Give back, unchanged, the entries starting at the very first line and ending at the line that contains "343, 97, 349]", both included.

+ + + + +

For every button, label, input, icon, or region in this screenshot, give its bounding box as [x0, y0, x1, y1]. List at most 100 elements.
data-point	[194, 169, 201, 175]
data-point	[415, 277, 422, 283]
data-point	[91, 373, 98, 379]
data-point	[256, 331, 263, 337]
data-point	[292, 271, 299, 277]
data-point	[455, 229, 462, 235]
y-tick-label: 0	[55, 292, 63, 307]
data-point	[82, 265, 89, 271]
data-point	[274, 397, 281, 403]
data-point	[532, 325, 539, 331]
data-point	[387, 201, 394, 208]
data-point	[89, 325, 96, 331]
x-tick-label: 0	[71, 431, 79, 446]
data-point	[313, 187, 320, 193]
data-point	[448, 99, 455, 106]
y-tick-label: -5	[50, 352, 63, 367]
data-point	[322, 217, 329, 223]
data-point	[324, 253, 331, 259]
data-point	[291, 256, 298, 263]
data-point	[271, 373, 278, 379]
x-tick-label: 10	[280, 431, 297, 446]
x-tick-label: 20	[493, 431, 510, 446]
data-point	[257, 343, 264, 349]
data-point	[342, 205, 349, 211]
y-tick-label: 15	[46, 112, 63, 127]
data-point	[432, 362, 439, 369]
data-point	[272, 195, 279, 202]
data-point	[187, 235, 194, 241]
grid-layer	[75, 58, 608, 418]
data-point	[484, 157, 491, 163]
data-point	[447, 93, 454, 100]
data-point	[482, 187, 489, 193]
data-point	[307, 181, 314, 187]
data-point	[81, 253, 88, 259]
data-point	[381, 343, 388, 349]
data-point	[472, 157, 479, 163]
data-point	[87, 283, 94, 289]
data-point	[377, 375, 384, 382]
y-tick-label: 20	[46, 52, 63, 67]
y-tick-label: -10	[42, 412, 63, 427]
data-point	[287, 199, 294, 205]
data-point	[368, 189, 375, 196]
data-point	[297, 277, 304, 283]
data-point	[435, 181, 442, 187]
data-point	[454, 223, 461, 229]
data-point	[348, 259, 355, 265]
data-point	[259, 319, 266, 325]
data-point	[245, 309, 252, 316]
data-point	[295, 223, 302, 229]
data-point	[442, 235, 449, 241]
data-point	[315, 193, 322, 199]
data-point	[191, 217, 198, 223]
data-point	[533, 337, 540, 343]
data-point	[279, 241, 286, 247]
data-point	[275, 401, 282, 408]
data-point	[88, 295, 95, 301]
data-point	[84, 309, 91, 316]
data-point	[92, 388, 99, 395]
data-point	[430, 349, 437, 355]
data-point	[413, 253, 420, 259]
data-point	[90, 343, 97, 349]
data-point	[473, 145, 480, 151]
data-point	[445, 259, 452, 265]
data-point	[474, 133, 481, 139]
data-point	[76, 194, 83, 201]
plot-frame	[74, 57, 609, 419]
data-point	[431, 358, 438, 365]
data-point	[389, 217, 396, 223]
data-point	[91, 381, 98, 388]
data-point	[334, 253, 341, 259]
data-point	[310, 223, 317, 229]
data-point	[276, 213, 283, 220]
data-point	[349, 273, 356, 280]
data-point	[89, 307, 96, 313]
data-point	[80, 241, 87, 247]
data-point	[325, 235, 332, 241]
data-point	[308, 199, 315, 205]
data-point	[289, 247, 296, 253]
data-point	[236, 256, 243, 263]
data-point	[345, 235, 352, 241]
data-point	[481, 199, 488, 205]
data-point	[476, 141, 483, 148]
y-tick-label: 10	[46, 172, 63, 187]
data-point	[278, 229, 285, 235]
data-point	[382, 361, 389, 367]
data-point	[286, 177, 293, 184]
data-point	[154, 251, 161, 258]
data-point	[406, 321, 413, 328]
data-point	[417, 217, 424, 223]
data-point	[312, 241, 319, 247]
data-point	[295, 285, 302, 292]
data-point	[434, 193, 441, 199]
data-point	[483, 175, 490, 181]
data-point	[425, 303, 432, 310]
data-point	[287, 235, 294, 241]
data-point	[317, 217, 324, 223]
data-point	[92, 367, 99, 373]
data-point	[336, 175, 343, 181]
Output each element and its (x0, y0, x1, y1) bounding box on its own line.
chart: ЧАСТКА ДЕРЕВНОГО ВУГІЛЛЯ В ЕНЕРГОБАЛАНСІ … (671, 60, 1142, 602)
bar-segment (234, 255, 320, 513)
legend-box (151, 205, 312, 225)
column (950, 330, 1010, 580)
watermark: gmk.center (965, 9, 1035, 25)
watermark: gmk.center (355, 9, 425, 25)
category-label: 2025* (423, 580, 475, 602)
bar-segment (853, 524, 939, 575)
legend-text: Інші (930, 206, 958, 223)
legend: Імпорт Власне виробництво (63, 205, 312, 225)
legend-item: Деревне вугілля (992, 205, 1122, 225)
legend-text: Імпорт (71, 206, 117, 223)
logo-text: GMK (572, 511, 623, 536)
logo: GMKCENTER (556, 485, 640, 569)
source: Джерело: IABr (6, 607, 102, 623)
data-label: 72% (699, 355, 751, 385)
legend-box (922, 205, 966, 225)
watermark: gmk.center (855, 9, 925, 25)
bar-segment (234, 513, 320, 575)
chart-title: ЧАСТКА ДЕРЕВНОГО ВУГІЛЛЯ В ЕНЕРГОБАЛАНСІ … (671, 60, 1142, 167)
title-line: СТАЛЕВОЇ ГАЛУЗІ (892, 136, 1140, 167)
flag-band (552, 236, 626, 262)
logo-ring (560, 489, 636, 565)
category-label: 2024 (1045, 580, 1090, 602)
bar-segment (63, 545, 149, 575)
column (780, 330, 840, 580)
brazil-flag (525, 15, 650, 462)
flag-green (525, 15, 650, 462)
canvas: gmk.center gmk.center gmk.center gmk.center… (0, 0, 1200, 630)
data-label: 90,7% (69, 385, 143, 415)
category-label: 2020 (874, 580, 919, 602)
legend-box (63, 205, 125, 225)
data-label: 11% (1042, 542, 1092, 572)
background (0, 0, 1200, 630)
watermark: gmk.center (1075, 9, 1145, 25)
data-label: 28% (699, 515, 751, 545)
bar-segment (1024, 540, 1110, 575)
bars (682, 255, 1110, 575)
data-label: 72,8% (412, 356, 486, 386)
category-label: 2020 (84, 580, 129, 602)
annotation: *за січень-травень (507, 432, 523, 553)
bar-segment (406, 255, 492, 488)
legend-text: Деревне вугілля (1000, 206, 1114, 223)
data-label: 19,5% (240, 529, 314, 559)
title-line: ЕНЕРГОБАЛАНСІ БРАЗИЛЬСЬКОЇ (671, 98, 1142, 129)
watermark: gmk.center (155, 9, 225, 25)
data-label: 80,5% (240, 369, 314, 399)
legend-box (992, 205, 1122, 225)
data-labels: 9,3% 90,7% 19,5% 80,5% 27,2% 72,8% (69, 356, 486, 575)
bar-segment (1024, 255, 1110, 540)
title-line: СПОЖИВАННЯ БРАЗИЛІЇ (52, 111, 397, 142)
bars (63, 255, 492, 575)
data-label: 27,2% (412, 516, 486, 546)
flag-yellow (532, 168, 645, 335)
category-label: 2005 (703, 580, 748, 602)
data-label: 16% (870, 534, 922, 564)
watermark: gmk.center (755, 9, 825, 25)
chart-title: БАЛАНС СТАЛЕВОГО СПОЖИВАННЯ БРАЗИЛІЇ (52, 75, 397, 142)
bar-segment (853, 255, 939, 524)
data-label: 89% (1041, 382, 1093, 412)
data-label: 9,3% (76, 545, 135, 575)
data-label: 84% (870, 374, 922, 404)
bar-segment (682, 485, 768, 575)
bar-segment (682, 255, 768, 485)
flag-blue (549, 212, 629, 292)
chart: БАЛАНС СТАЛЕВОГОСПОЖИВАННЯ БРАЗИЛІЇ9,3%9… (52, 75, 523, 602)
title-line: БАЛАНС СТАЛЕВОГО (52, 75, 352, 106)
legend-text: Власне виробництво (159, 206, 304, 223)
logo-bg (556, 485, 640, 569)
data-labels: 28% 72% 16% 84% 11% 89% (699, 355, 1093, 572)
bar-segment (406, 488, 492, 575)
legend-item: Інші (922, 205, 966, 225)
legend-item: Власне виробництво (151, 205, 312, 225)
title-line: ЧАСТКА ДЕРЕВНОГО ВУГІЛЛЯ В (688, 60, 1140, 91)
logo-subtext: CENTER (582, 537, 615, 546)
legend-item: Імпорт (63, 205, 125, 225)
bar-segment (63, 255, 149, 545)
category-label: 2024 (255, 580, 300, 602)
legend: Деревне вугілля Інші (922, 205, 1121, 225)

+ + + + +

SOLUTION TO THE PROBLEM:
For every button, label, input, icon, or region in this screenshot, give its bounding box as [x0, y0, x1, y1]. List at most 100 elements.
data-point	[194, 169, 201, 175]
data-point	[415, 277, 422, 283]
data-point	[91, 373, 98, 379]
data-point	[256, 331, 263, 337]
data-point	[292, 271, 299, 277]
data-point	[455, 229, 462, 235]
y-tick-label: 0	[55, 292, 63, 307]
data-point	[82, 265, 89, 271]
data-point	[274, 397, 281, 403]
data-point	[532, 325, 539, 331]
data-point	[387, 201, 394, 208]
data-point	[89, 325, 96, 331]
x-tick-label: 0	[71, 431, 79, 446]
data-point	[313, 187, 320, 193]
data-point	[448, 99, 455, 106]
y-tick-label: -5	[50, 352, 63, 367]
data-point	[322, 217, 329, 223]
data-point	[324, 253, 331, 259]
data-point	[291, 256, 298, 263]
data-point	[271, 373, 278, 379]
x-tick-label: 10	[280, 431, 297, 446]
x-tick-label: 20	[493, 431, 510, 446]
data-point	[257, 343, 264, 349]
data-point	[342, 205, 349, 211]
y-tick-label: 15	[46, 112, 63, 127]
data-point	[432, 362, 439, 369]
data-point	[272, 195, 279, 202]
data-point	[187, 235, 194, 241]
grid-layer	[75, 58, 608, 418]
data-point	[484, 157, 491, 163]
data-point	[447, 93, 454, 100]
data-point	[482, 187, 489, 193]
data-point	[307, 181, 314, 187]
data-point	[81, 253, 88, 259]
data-point	[381, 343, 388, 349]
data-point	[472, 157, 479, 163]
data-point	[87, 283, 94, 289]
data-point	[377, 375, 384, 382]
y-tick-label: 20	[46, 52, 63, 67]
y-tick-label: -10	[42, 412, 63, 427]
data-point	[287, 199, 294, 205]
data-point	[368, 189, 375, 196]
data-point	[297, 277, 304, 283]
data-point	[435, 181, 442, 187]
data-point	[454, 223, 461, 229]
data-point	[348, 259, 355, 265]
data-point	[259, 319, 266, 325]
data-point	[245, 309, 252, 316]
data-point	[295, 223, 302, 229]
data-point	[442, 235, 449, 241]
data-point	[315, 193, 322, 199]
data-point	[191, 217, 198, 223]
data-point	[533, 337, 540, 343]
data-point	[279, 241, 286, 247]
data-point	[275, 401, 282, 408]
data-point	[88, 295, 95, 301]
data-point	[84, 309, 91, 316]
data-point	[92, 388, 99, 395]
data-point	[430, 349, 437, 355]
data-point	[413, 253, 420, 259]
data-point	[90, 343, 97, 349]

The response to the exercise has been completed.